Look through the data below and say how many of its lines contain "Pressure", adding nothing else.

***** EXERCISE INPUTS *****

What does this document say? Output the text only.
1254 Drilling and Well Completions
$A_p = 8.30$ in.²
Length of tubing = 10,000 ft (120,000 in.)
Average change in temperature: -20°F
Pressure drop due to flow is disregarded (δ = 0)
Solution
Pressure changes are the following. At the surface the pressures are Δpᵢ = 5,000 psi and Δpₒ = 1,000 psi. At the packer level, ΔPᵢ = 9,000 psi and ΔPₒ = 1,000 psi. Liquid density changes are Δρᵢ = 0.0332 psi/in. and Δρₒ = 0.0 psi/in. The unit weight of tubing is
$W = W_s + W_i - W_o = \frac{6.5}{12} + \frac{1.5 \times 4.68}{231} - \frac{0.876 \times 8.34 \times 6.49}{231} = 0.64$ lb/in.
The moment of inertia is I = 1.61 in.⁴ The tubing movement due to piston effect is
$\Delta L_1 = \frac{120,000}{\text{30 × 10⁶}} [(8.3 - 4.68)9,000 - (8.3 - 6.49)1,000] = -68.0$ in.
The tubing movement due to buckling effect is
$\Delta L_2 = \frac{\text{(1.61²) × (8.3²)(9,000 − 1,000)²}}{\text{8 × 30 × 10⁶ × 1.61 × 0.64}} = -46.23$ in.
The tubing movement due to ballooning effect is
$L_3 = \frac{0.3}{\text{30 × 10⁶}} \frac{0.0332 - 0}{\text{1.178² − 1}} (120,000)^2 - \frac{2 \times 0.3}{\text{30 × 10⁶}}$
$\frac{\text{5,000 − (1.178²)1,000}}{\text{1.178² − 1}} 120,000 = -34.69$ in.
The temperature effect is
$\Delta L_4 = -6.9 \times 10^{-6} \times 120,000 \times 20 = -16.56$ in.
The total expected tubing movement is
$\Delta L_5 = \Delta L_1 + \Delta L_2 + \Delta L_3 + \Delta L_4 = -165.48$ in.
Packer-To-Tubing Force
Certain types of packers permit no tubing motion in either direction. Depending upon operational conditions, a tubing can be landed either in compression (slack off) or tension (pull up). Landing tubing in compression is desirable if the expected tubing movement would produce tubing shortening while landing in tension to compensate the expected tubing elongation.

*****

> [TASK ANSWER] 2